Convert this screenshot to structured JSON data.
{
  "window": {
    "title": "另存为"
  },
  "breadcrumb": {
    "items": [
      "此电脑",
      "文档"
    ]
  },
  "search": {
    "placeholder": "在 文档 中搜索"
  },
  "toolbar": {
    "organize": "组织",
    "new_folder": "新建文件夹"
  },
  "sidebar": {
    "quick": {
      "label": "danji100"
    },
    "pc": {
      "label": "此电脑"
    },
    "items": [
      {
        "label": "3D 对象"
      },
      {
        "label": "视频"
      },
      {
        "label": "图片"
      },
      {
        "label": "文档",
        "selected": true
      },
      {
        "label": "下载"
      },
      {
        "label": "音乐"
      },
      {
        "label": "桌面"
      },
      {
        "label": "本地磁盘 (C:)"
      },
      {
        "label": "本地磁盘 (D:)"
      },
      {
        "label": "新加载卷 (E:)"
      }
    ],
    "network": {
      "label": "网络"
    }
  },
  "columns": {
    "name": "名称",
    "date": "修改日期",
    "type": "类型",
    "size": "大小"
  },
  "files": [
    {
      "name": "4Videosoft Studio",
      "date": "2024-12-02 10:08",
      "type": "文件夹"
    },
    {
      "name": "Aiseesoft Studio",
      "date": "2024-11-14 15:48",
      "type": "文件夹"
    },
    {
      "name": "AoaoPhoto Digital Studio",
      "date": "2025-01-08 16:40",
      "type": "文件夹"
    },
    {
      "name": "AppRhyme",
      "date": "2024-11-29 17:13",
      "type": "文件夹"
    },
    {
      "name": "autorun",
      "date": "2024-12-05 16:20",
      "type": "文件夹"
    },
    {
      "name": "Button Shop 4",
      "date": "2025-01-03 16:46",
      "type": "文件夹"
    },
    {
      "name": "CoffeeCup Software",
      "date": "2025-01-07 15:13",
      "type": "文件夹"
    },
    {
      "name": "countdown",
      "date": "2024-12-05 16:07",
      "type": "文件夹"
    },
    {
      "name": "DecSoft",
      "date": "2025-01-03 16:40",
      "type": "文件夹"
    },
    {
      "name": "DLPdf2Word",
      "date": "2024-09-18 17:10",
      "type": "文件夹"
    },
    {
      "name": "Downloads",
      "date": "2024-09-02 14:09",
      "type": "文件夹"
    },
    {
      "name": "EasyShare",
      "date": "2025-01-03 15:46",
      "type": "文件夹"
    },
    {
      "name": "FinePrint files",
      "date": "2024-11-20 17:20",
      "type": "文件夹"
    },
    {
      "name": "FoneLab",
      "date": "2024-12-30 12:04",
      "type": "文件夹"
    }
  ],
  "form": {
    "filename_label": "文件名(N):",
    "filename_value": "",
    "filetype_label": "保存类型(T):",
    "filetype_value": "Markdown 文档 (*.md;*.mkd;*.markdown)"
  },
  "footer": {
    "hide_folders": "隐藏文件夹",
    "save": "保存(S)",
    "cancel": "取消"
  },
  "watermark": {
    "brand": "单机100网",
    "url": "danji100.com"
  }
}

Instruction:
Only a number is wanted: how many lines of the material include the word "Studio".

Solution for this exercise:
3